What is expected: Pull every line containing "this" from the entries.

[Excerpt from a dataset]
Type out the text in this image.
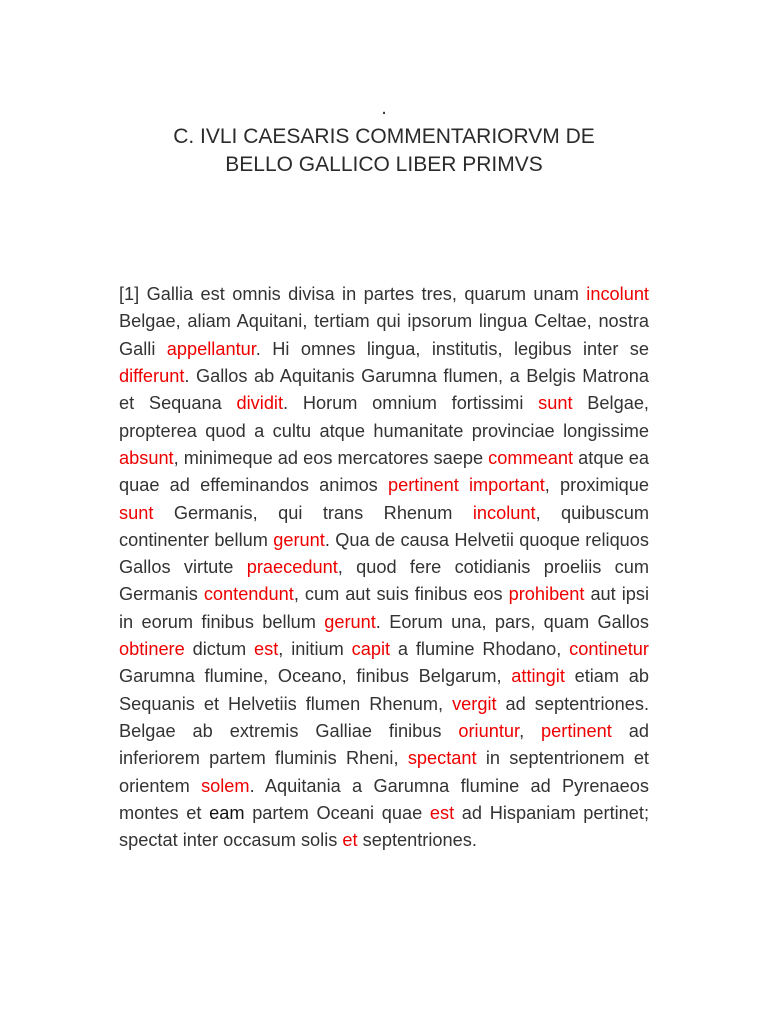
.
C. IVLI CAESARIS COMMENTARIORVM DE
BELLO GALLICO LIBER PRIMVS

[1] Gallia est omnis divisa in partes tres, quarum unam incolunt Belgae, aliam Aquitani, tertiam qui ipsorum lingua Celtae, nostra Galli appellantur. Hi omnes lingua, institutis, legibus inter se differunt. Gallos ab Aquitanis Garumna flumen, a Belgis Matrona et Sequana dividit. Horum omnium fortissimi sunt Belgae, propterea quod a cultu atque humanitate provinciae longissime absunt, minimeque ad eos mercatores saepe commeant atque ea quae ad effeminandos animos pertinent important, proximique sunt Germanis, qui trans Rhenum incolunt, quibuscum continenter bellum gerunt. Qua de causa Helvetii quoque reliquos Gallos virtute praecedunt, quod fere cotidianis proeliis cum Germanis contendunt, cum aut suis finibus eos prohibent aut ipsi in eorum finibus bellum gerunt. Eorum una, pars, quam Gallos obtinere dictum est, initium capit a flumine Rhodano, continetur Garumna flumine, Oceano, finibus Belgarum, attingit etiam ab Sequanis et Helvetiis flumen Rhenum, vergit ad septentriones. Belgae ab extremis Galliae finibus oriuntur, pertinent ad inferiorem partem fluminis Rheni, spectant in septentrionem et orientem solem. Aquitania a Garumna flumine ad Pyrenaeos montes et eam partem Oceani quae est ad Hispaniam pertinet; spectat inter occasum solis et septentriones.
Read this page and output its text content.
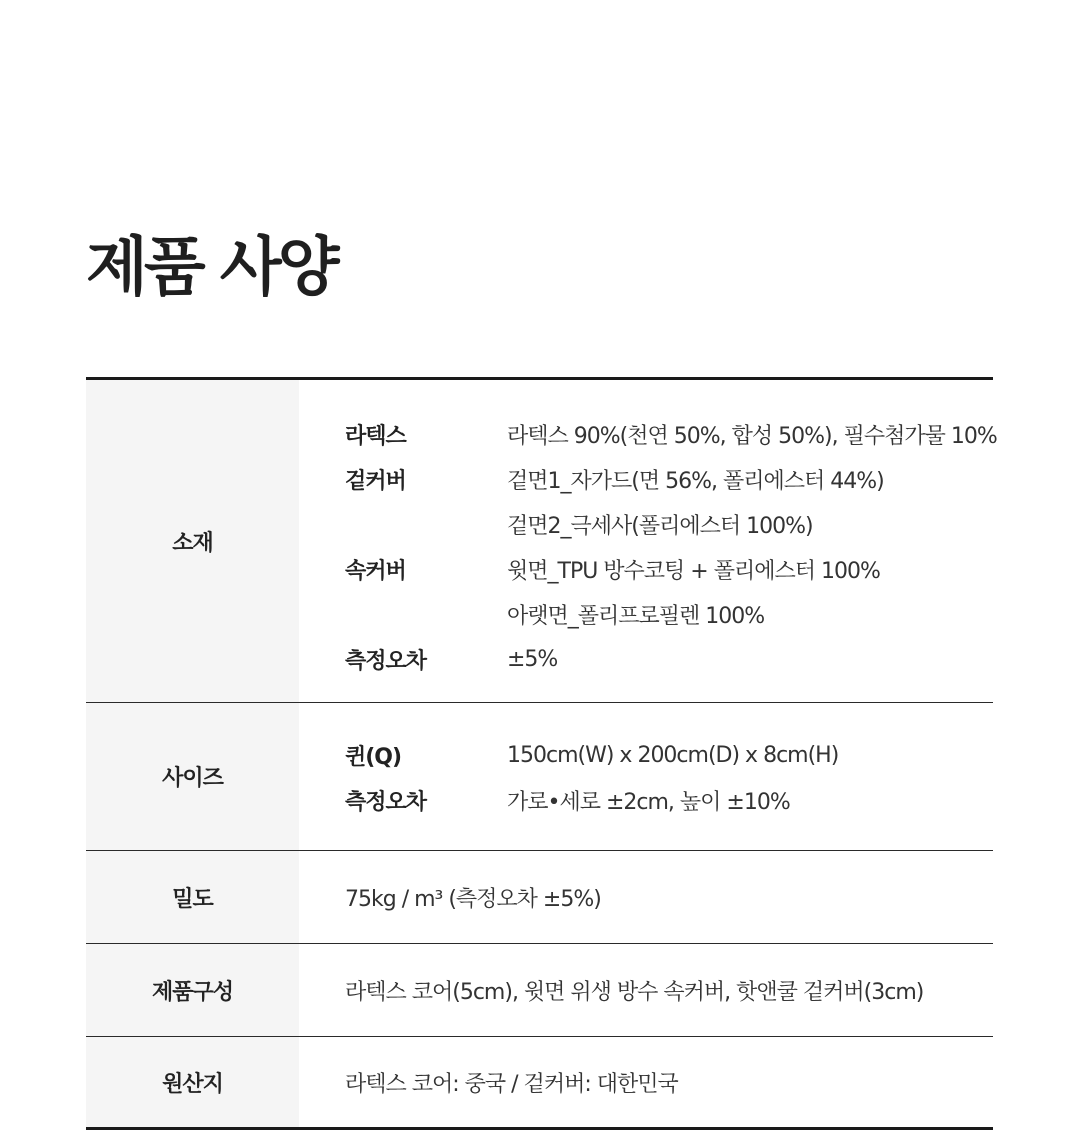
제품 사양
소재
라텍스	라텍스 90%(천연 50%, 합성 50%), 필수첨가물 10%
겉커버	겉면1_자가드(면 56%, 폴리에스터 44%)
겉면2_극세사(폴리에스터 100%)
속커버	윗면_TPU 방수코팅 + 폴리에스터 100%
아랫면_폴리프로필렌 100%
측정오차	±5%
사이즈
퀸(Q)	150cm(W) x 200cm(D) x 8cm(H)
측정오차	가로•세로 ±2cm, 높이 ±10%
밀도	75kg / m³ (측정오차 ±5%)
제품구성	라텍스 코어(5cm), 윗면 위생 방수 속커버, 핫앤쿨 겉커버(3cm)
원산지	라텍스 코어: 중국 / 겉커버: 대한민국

Completed exercise:
Type out the text in this image.
Read this page and output its text content.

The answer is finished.